Your goal: Rewrite the entries from the start through the line containing "longitude-tick-label: -56 — [450, 416, 468, 430]", inclusive, substituting "shorelines" for "coastlines" and leaving everything else unchanged.

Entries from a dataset

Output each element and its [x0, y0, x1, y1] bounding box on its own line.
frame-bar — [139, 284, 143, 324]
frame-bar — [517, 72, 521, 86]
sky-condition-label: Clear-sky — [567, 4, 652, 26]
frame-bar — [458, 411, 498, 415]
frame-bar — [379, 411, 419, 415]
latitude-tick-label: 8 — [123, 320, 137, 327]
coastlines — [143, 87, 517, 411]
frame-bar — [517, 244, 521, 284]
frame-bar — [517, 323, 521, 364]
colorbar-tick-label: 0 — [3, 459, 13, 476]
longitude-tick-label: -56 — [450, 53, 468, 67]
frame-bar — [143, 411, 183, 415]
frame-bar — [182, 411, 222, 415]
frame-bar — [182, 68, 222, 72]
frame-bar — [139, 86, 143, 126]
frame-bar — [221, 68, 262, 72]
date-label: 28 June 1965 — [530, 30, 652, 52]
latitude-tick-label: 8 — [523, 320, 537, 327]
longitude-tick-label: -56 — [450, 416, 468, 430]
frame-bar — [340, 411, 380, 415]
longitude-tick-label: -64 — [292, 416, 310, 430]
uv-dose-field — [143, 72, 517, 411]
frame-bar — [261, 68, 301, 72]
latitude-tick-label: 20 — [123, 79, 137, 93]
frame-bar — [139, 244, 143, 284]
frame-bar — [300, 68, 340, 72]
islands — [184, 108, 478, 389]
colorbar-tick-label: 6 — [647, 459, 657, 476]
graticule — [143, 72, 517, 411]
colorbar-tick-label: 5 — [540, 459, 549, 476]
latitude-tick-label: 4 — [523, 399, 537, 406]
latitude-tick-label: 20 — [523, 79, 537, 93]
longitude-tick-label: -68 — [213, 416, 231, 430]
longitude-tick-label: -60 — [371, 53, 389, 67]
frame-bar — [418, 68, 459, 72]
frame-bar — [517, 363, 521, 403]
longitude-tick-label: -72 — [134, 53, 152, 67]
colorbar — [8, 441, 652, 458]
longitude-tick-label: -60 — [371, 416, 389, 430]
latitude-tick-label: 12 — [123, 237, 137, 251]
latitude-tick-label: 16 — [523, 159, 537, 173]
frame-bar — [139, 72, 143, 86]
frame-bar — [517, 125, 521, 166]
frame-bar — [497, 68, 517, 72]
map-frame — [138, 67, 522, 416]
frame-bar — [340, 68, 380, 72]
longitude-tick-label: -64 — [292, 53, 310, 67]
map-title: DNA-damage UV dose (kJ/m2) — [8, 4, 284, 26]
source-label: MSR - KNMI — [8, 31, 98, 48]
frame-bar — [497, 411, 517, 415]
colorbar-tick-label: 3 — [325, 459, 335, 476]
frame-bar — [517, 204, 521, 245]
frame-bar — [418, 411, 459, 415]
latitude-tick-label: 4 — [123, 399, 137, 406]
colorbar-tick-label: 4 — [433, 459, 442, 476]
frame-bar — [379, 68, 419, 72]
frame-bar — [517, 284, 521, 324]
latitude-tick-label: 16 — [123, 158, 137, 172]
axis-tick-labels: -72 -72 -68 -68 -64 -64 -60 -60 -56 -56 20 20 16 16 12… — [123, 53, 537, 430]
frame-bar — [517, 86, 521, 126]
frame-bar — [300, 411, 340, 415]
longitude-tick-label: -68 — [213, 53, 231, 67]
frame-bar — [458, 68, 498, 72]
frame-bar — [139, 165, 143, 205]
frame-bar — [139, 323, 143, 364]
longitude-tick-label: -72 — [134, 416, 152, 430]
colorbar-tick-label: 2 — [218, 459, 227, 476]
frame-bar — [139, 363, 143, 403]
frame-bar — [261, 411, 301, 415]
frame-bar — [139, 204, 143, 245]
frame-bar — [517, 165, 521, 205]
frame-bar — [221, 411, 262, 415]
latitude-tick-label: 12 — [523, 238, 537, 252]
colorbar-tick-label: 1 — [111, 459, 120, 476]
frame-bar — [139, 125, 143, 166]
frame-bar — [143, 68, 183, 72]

Exercise output:
Output each element and its [x0, y0, x1, y1] bounding box on its own line.
frame-bar — [139, 284, 143, 324]
frame-bar — [517, 72, 521, 86]
sky-condition-label: Clear-sky — [567, 4, 652, 26]
frame-bar — [458, 411, 498, 415]
frame-bar — [379, 411, 419, 415]
latitude-tick-label: 8 — [123, 320, 137, 327]
shorelines — [143, 87, 517, 411]
frame-bar — [517, 244, 521, 284]
frame-bar — [517, 323, 521, 364]
colorbar-tick-label: 0 — [3, 459, 13, 476]
longitude-tick-label: -56 — [450, 53, 468, 67]
frame-bar — [143, 411, 183, 415]
frame-bar — [182, 411, 222, 415]
frame-bar — [182, 68, 222, 72]
frame-bar — [139, 86, 143, 126]
frame-bar — [221, 68, 262, 72]
date-label: 28 June 1965 — [530, 30, 652, 52]
latitude-tick-label: 8 — [523, 320, 537, 327]
longitude-tick-label: -56 — [450, 416, 468, 430]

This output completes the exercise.